╭─ Passage shown

Meanwhile, back at the cabin, I awoke one day to a godawful thumping and rustling and rushed out to confront an elk cow who was grazing the bushes.

This, I thought, is a Kodak moment. I got my camera and got up nice and close and snapped a lot of photos of this doe-eyed, inquisitively-snouted beast.

These pictures provided much hilarity among me and my sisters and parents until the aforementioned RCMP officer dropped by for a barbeque. He chuckled politely about them and the first chance he got he jerked me aside and got in my face and said quietly,

"Listen. She might look cute, but she's a wild animal. If she gets spooked or if she thinks you're between her and her babies she'll stomp you flat and then I'm gonna have to come out here and scrape you off the ground. I don't want to have to do that."

This, I should add, was accompanied by a not-so-gentle finger poking assault on my sternum that accelerated in tempo as he developed his argument.

Point taken. Since that day I have never molested an elk, moose, or other furry denizen of the forest.

Damn, I wish I could remember that man's name.

╰─
╭─ Entries shown

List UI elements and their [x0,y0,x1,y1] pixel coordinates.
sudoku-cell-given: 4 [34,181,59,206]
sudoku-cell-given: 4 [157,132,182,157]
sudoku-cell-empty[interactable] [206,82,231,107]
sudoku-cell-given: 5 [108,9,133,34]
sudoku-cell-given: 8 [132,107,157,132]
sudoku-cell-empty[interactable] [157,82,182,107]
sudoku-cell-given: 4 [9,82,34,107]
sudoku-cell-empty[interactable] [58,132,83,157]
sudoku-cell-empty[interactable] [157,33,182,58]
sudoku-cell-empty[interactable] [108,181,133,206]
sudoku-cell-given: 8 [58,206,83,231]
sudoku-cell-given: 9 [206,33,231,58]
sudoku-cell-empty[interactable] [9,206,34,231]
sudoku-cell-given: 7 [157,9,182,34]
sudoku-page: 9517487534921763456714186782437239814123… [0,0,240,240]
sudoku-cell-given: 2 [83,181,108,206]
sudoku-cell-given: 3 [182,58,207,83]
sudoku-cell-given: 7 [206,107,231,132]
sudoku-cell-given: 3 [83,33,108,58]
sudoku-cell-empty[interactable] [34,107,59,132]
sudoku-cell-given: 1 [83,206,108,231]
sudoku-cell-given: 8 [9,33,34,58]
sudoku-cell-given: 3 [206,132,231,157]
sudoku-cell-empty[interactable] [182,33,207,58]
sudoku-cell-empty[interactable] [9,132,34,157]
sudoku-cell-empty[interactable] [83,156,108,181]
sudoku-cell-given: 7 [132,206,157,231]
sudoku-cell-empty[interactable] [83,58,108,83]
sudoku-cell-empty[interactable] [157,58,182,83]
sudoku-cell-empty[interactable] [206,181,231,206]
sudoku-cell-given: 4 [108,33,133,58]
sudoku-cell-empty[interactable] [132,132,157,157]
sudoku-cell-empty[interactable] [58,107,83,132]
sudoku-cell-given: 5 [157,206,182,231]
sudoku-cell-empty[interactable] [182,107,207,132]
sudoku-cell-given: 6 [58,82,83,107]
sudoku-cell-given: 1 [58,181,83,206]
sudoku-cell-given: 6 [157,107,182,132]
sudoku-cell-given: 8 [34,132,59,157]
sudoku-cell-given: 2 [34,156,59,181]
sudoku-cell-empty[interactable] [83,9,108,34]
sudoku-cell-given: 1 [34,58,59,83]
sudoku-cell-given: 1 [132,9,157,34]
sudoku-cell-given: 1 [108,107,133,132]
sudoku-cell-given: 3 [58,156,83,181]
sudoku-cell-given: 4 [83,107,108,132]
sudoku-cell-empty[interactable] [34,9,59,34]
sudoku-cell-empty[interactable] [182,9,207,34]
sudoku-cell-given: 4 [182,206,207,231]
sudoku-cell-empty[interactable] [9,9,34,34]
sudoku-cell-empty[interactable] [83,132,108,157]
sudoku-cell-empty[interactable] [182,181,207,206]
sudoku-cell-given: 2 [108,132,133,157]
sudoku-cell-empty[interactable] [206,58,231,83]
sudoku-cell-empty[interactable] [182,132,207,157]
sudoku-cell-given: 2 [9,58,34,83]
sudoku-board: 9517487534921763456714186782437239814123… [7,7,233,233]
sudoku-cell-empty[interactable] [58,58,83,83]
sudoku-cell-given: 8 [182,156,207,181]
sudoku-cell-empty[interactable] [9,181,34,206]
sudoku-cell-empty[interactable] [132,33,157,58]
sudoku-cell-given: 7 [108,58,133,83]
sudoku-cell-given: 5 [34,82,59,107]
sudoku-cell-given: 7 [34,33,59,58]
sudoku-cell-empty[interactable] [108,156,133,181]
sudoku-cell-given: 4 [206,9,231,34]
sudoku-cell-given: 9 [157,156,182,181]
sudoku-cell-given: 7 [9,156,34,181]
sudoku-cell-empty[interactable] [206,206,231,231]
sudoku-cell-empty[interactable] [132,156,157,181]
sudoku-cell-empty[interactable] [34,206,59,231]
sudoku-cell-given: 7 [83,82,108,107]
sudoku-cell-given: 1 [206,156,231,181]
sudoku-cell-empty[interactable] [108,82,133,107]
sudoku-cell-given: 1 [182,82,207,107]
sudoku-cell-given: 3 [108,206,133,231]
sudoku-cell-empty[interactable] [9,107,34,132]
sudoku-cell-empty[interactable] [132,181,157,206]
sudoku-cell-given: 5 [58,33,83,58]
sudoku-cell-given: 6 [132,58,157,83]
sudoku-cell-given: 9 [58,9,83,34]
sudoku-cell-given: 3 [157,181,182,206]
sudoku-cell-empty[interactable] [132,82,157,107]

╰─

Exercise task 1 => In the passage about the elk cow at the cabin, list each thing the narrator does from hearing the thumping up to taking the pictures.
Exercise task 2 => Extend the passage about the elk cow at the cabin past its final line.

Right answer 1 =>
- Rushed out to confront the elk cow
- Got the camera
- Got up nice and close
- Snapped a lot of photos

Right answer 2 =>
Damn, I wish I could go golfing with my Dad again.

Damn, damn, double goddamn.

June 4, 2003

Hate To Say I Told You So

Woke up this morning to my clock radio blaring out some insipid rock tune that sounds like every other insipid rock tune made in what seems the last ten years. It's like they were all carved off the same slab of donair meat or something.

I'm sure someone out there is making good music, but you'd never know it from the two main rock stations in town.

It's no wonder that filesharing has taken off like it has. If that's the best you can offer, guys, then vivent la révolution!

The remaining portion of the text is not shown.